§ **EJERCICIOS**:
a. Indica si cada afirmación coincide con el texto sobre el regreso a la Luna. Contesta sí o no y copia las palabras del texto que lo deciden: (i) según el investigador de la UNAM, el problema para volver a la Luna es tecnológico; (ii) en la década de los 60 el dinero no era un límite; (iii) hoy la NASA trabaja sola, sin empresas privadas.
b. Cita del texto sobre el regreso a la Luna el fragmento que empieza en "El especialista señaló" y termina en "hasta 100 veces.".

§ **TEXTO**:
————————

De la redacción
El Buen Tono
A casi 57 años de que Apolo 11 llevara al ser humano a la Luna, el nuevo intento de regresar con el Programa Artemisa ha enfrentado retrasos y complicaciones que han generado cuestionamientos sobre la capacidad actual para repetir aquella hazaña.
Sin embargo, el investigador de la UNAM, Gustavo Medina Tanco, explicó que el problema no es tecnológico, sino un cambio profundo en la forma en que se conciben las misiones espaciales.
Durante la década de los 60, en plena Guerra Fría, el objetivo era demostrar poderío frente a otras potencias. El dinero no representaba un límite, ya que el éxito tenía un valor estratégico y simbólico. Hoy, en contraste, las misiones deben ser sostenibles y financieramente viables.
El especialista señaló que actualmente las agencias como la NASA ya no trabajan solas, sino que dependen de la colaboración con empresas privadas en lo que se conoce como el “Nuevo Espacio”. En este modelo, reducir costos se ha vuelto una prioridad, incluso intentando abaratar los viajes espaciales hasta 100 veces.

————————

§ **REGISTROS DE DATOS**:
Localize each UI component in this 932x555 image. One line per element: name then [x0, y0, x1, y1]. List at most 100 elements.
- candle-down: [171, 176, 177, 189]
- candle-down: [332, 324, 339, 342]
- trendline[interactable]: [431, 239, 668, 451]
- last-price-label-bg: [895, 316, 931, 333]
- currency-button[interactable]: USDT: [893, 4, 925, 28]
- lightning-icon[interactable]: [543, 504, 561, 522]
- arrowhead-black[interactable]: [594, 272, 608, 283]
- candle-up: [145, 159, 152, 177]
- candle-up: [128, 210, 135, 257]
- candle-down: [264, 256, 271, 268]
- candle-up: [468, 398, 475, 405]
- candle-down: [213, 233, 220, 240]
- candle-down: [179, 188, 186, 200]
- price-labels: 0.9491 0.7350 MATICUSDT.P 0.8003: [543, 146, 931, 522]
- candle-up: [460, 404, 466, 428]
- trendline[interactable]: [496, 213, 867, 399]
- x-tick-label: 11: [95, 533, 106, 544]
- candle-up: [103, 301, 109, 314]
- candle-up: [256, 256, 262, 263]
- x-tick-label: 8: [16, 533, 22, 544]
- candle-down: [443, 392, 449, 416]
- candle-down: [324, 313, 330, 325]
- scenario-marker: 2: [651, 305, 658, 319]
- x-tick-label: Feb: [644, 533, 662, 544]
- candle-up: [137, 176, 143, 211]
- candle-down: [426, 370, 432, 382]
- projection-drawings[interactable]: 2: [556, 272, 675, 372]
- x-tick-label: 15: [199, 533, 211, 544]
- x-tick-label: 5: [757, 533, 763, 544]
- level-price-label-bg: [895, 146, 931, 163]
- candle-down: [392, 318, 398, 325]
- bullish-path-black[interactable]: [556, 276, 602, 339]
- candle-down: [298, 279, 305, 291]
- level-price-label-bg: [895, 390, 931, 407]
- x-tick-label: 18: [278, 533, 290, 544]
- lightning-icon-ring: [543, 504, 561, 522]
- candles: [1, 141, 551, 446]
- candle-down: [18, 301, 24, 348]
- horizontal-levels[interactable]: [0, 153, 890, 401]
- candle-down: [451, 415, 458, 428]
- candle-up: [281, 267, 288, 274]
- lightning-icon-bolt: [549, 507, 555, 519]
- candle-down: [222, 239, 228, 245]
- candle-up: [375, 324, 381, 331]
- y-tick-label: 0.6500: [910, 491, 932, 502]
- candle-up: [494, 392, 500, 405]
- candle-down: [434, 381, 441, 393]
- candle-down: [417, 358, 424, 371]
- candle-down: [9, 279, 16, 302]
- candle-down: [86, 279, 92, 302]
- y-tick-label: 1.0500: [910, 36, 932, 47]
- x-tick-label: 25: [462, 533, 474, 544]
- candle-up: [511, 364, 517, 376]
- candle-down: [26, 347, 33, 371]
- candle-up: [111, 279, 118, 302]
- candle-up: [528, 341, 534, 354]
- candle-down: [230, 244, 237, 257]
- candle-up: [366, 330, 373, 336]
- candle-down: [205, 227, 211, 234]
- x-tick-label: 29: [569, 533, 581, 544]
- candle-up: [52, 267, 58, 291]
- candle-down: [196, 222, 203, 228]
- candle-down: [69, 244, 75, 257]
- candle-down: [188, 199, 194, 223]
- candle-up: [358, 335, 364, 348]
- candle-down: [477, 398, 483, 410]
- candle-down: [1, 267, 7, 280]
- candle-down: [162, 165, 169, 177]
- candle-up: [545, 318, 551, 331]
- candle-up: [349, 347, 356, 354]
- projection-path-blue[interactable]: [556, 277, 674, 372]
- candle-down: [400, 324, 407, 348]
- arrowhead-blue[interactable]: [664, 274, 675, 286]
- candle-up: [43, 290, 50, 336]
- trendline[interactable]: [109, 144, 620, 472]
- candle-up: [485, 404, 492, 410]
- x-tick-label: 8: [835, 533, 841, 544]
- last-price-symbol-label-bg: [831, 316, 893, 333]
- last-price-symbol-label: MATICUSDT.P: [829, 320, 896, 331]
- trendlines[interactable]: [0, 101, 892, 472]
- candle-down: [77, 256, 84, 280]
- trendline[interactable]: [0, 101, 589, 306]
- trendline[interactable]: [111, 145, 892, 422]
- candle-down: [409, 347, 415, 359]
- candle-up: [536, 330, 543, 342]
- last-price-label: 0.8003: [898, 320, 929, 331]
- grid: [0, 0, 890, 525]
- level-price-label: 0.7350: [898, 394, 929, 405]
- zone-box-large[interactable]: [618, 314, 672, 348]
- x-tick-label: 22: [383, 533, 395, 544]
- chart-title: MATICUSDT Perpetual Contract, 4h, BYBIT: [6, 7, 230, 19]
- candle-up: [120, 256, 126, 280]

————————

§ **RESULTADOS POR TAREA**:
a.
(i) No: «el problema no es tecnológico».
(ii) Sí: «El dinero no representaba un límite».
(iii) No: «ya no trabajan solas, sino que dependen de la colaboración con empresas privadas».

b.
El especialista señaló que actualmente las agencias como la NASA ya no trabajan solas, sino que dependen de la colaboración con empresas privadas en lo que se conoce como el “Nuevo Espacio”. En este modelo, reducir costos se ha vuelto una prioridad, incluso intentando abaratar los viajes espaciales hasta 100 veces.